#### [WHAT THE TASK REQUIRES]
Leave out the pictures and copy every record exactly.

#### [DATA FOR THIS EXERCISE]
━━━━━━━━━━━━━━━━

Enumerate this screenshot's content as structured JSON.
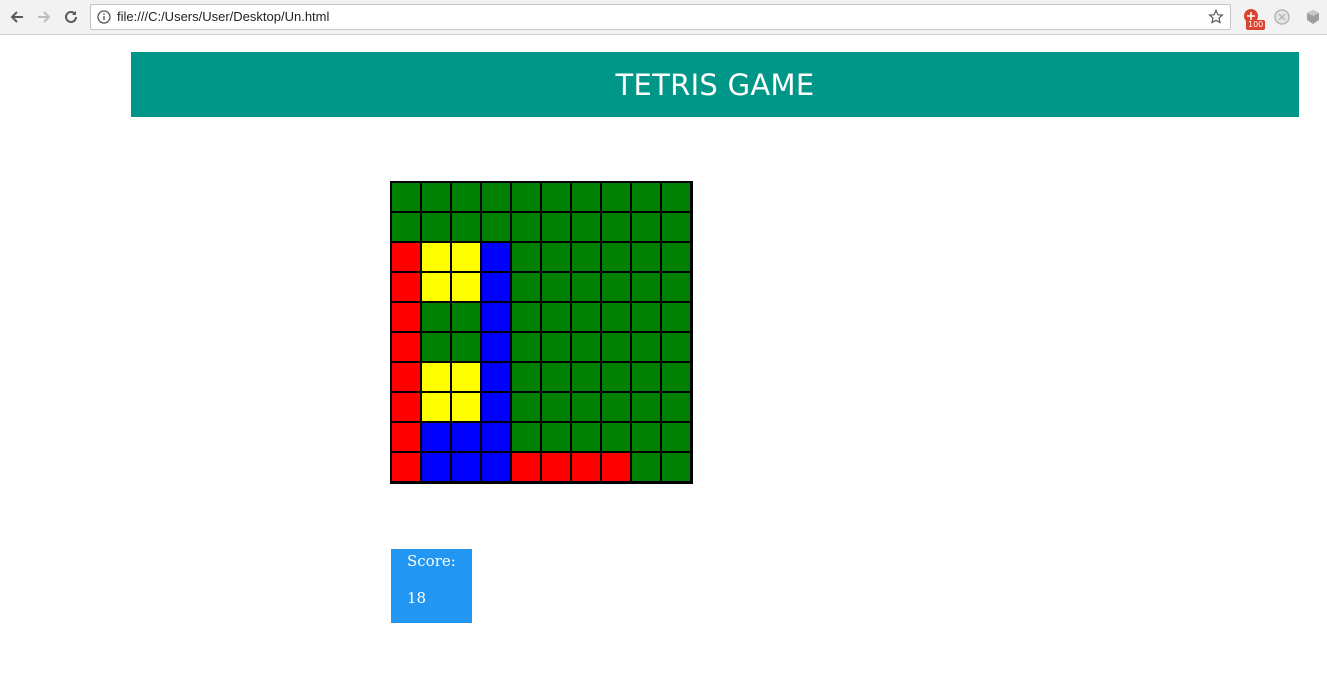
{
  "browser": {
    "url": "file:///C:/Users/User/Desktop/Un.html",
    "extension_badge": "100",
    "icons": [
      "back-arrow-icon",
      "forward-arrow-icon",
      "reload-icon",
      "info-icon",
      "bookmark-star-icon",
      "extension-icon"
    ]
  },
  "header": {
    "title": "TETRIS GAME",
    "background_color": "#009688"
  },
  "board": {
    "columns": 10,
    "rows": 10,
    "colors": {
      "G": "#008000",
      "R": "#ff0000",
      "Y": "#ffff00",
      "B": "#0000ff"
    },
    "cells": [
      "GGGGGGGGGG",
      "GGGGGGGGGG",
      "RYYBGGGGGG",
      "RYYBGGGGGG",
      "RGGBGGGGGG",
      "RGGBGGGGGG",
      "RYYBGGGGGG",
      "RYYBGGGGGG",
      "RBBBGGGGGG",
      "RBBBRRRRGG"
    ]
  },
  "score": {
    "label": "Score:",
    "value": "18",
    "background_color": "#2196f3"
  }
}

━━━━━━━━━━━━━━━━

#### [SOLVED EXERCISE]
Enumerate this screenshot's content as structured JSON.
{
  "browser": {
    "url": "file:///C:/Users/User/Desktop/Un.html",
    "extension_badge": "100",
    "icons": [
      "back-arrow-icon",
      "forward-arrow-icon",
      "reload-icon",
      "info-icon",
      "bookmark-star-icon",
      "extension-icon"
    ]
  },
  "header": {
    "title": "TETRIS GAME",
    "background_color": "#009688"
  },
  "board": {
    "columns": 10,
    "rows": 10,
    "colors": {
      "G": "#008000",
      "R": "#ff0000",
      "Y": "#ffff00",
      "B": "#0000ff"
    },
    "cells": [
      "GGGGGGGGGG",
      "GGGGGGGGGG",
      "RYYBGGGGGG",
      "RYYBGGGGGG",
      "RGGBGGGGGG",
      "RGGBGGGGGG",
      "RYYBGGGGGG",
      "RYYBGGGGGG",
      "RBBBGGGGGG",
      "RBBBRRRRGG"
    ]
  },
  "score": {
    "label": "Score:",
    "value": "18",
    "background_color": "#2196f3"
  }
}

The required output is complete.